[STATED EXERCISE]
Omit all images, then return the remaining material exactly as it stands.

___ MATERIAL FOR THE TASK

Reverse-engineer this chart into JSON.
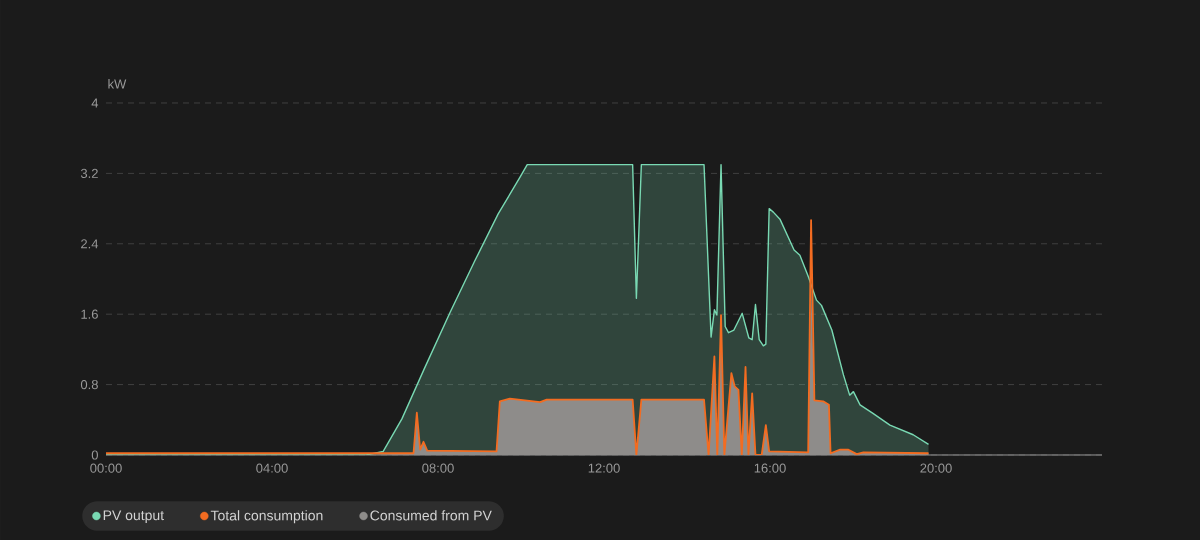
{
  "chart_data": {
    "type": "area",
    "ylabel": "kW",
    "xlim": [
      0,
      24
    ],
    "ylim": [
      0,
      4
    ],
    "xticks": [
      {
        "value": 0,
        "label": "00:00"
      },
      {
        "value": 4,
        "label": "04:00"
      },
      {
        "value": 8,
        "label": "08:00"
      },
      {
        "value": 12,
        "label": "12:00"
      },
      {
        "value": 16,
        "label": "16:00"
      },
      {
        "value": 20,
        "label": "20:00"
      }
    ],
    "yticks": [
      0,
      0.8,
      1.6,
      2.4,
      3.2,
      4
    ],
    "grid": "y",
    "legend": "bottom",
    "series": [
      {
        "name": "PV output",
        "color": "#79d9b3",
        "x": [
          0,
          6.27,
          6.68,
          7.13,
          7.66,
          8.29,
          8.87,
          9.45,
          9.98,
          10.15,
          12.69,
          12.78,
          12.9,
          14.41,
          14.58,
          14.66,
          14.72,
          14.82,
          14.92,
          15.0,
          15.13,
          15.33,
          15.49,
          15.57,
          15.65,
          15.74,
          15.84,
          15.9,
          15.98,
          16.08,
          16.24,
          16.58,
          16.72,
          16.92,
          17.12,
          17.24,
          17.49,
          17.77,
          17.92,
          18.01,
          18.17,
          18.49,
          18.89,
          19.45,
          19.82
        ],
        "values": [
          0,
          0,
          0.04,
          0.41,
          0.97,
          1.62,
          2.19,
          2.74,
          3.16,
          3.3,
          3.3,
          1.78,
          3.3,
          3.3,
          1.34,
          1.65,
          1.59,
          3.3,
          1.46,
          1.39,
          1.42,
          1.61,
          1.33,
          1.31,
          1.71,
          1.31,
          1.24,
          1.26,
          2.8,
          2.76,
          2.68,
          2.33,
          2.27,
          2.03,
          1.76,
          1.7,
          1.42,
          0.91,
          0.68,
          0.72,
          0.57,
          0.47,
          0.34,
          0.23,
          0.12
        ]
      },
      {
        "name": "Total consumption",
        "type": "line",
        "color": "#f36c21",
        "x": [
          0,
          7.41,
          7.49,
          7.57,
          7.65,
          7.74,
          9.41,
          9.49,
          9.73,
          10.46,
          10.62,
          12.69,
          12.78,
          12.9,
          14.41,
          14.52,
          14.66,
          14.73,
          14.82,
          14.9,
          15.07,
          15.15,
          15.24,
          15.32,
          15.41,
          15.48,
          15.57,
          15.65,
          15.8,
          15.9,
          15.98,
          16.92,
          16.99,
          17.07,
          17.28,
          17.42,
          17.46,
          17.69,
          17.89,
          18.09,
          18.25,
          19.82
        ],
        "values": [
          0.02,
          0.02,
          0.48,
          0.06,
          0.15,
          0.05,
          0.04,
          0.61,
          0.64,
          0.6,
          0.63,
          0.63,
          0,
          0.63,
          0.63,
          0,
          1.12,
          0,
          1.59,
          0,
          0.93,
          0.78,
          0.74,
          0,
          1.0,
          0,
          0.7,
          0,
          0,
          0.34,
          0.04,
          0.03,
          2.67,
          0.62,
          0.61,
          0.57,
          0.02,
          0.06,
          0.06,
          0.01,
          0.03,
          0.02
        ]
      },
      {
        "name": "Consumed from PV",
        "color": "#8e8c8a",
        "x": [
          6.27,
          7.41,
          7.49,
          7.57,
          7.65,
          7.74,
          9.41,
          9.49,
          9.73,
          10.46,
          10.62,
          12.69,
          12.78,
          12.9,
          14.41,
          14.52,
          14.66,
          14.73,
          14.82,
          14.9,
          15.07,
          15.15,
          15.24,
          15.32,
          15.41,
          15.48,
          15.57,
          15.65,
          15.8,
          15.9,
          15.98,
          16.92,
          16.99,
          17.07,
          17.28,
          17.42,
          17.46,
          17.69,
          17.89,
          18.09,
          18.25,
          19.82
        ],
        "values": [
          0,
          0.02,
          0.48,
          0.06,
          0.15,
          0.05,
          0.04,
          0.61,
          0.64,
          0.6,
          0.63,
          0.63,
          0,
          0.63,
          0.63,
          0,
          1.12,
          0,
          1.59,
          0,
          0.93,
          0.78,
          0.74,
          0,
          1.0,
          0,
          0.7,
          0,
          0,
          0.34,
          0.04,
          0.03,
          1.98,
          0.62,
          0.61,
          0.57,
          0.02,
          0.06,
          0.06,
          0.01,
          0.03,
          0.02
        ]
      }
    ]
  }
}
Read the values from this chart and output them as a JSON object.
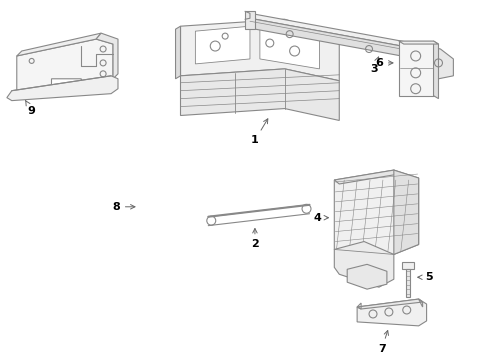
{
  "background_color": "#ffffff",
  "line_color": "#888888",
  "label_color": "#000000",
  "fig_width": 4.9,
  "fig_height": 3.6,
  "dpi": 100
}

______

[WRITTEN RESPONSE]
Reverse-engineer this chart into JSON.
{
  "chart_data": {
    "type": "area",
    "ylabel": "kW",
    "xlim": [
      0,
      24
    ],
    "ylim": [
      0,
      4
    ],
    "xticks": [
      {
        "value": 0,
        "label": "00:00"
      },
      {
        "value": 4,
        "label": "04:00"
      },
      {
        "value": 8,
        "label": "08:00"
      },
      {
        "value": 12,
        "label": "12:00"
      },
      {
        "value": 16,
        "label": "16:00"
      },
      {
        "value": 20,
        "label": "20:00"
      }
    ],
    "yticks": [
      0,
      0.8,
      1.6,
      2.4,
      3.2,
      4
    ],
    "grid": "y",
    "legend": "bottom",
    "series": [
      {
        "name": "PV output",
        "color": "#79d9b3",
        "x": [
          0,
          6.27,
          6.68,
          7.13,
          7.66,
          8.29,
          8.87,
          9.45,
          9.98,
          10.15,
          12.69,
          12.78,
          12.9,
          14.41,
          14.58,
          14.66,
          14.72,
          14.82,
          14.92,
          15.0,
          15.13,
          15.33,
          15.49,
          15.57,
          15.65,
          15.74,
          15.84,
          15.9,
          15.98,
          16.08,
          16.24,
          16.58,
          16.72,
          16.92,
          17.12,
          17.24,
          17.49,
          17.77,
          17.92,
          18.01,
          18.17,
          18.49,
          18.89,
          19.45,
          19.82
        ],
        "values": [
          0,
          0,
          0.04,
          0.41,
          0.97,
          1.62,
          2.19,
          2.74,
          3.16,
          3.3,
          3.3,
          1.78,
          3.3,
          3.3,
          1.34,
          1.65,
          1.59,
          3.3,
          1.46,
          1.39,
          1.42,
          1.61,
          1.33,
          1.31,
          1.71,
          1.31,
          1.24,
          1.26,
          2.8,
          2.76,
          2.68,
          2.33,
          2.27,
          2.03,
          1.76,
          1.7,
          1.42,
          0.91,
          0.68,
          0.72,
          0.57,
          0.47,
          0.34,
          0.23,
          0.12
        ]
      },
      {
        "name": "Total consumption",
        "type": "line",
        "color": "#f36c21",
        "x": [
          0,
          7.41,
          7.49,
          7.57,
          7.65,
          7.74,
          9.41,
          9.49,
          9.73,
          10.46,
          10.62,
          12.69,
          12.78,
          12.9,
          14.41,
          14.52,
          14.66,
          14.73,
          14.82,
          14.9,
          15.07,
          15.15,
          15.24,
          15.32,
          15.41,
          15.48,
          15.57,
          15.65,
          15.8,
          15.9,
          15.98,
          16.92,
          16.99,
          17.07,
          17.28,
          17.42,
          17.46,
          17.69,
          17.89,
          18.09,
          18.25,
          19.82
        ],
        "values": [
          0.02,
          0.02,
          0.48,
          0.06,
          0.15,
          0.05,
          0.04,
          0.61,
          0.64,
          0.6,
          0.63,
          0.63,
          0,
          0.63,
          0.63,
          0,
          1.12,
          0,
          1.59,
          0,
          0.93,
          0.78,
          0.74,
          0,
          1.0,
          0,
          0.7,
          0,
          0,
          0.34,
          0.04,
          0.03,
          2.67,
          0.62,
          0.61,
          0.57,
          0.02,
          0.06,
          0.06,
          0.01,
          0.03,
          0.02
        ]
      },
      {
        "name": "Consumed from PV",
        "color": "#8e8c8a",
        "x": [
          6.27,
          7.41,
          7.49,
          7.57,
          7.65,
          7.74,
          9.41,
          9.49,
          9.73,
          10.46,
          10.62,
          12.69,
          12.78,
          12.9,
          14.41,
          14.52,
          14.66,
          14.73,
          14.82,
          14.9,
          15.07,
          15.15,
          15.24,
          15.32,
          15.41,
          15.48,
          15.57,
          15.65,
          15.8,
          15.9,
          15.98,
          16.92,
          16.99,
          17.07,
          17.28,
          17.42,
          17.46,
          17.69,
          17.89,
          18.09,
          18.25,
          19.82
        ],
        "values": [
          0,
          0.02,
          0.48,
          0.06,
          0.15,
          0.05,
          0.04,
          0.61,
          0.64,
          0.6,
          0.63,
          0.63,
          0,
          0.63,
          0.63,
          0,
          1.12,
          0,
          1.59,
          0,
          0.93,
          0.78,
          0.74,
          0,
          1.0,
          0,
          0.7,
          0,
          0,
          0.34,
          0.04,
          0.03,
          1.98,
          0.62,
          0.61,
          0.57,
          0.02,
          0.06,
          0.06,
          0.01,
          0.03,
          0.02
        ]
      }
    ]
  }
}
Read the values from this chart and output them as a JSON object.
{
  "background_color": "#ffffff",
  "line_color": "#888888",
  "label_color": "#000000",
  "fig_width": 4.9,
  "fig_height": 3.6,
  "dpi": 100
}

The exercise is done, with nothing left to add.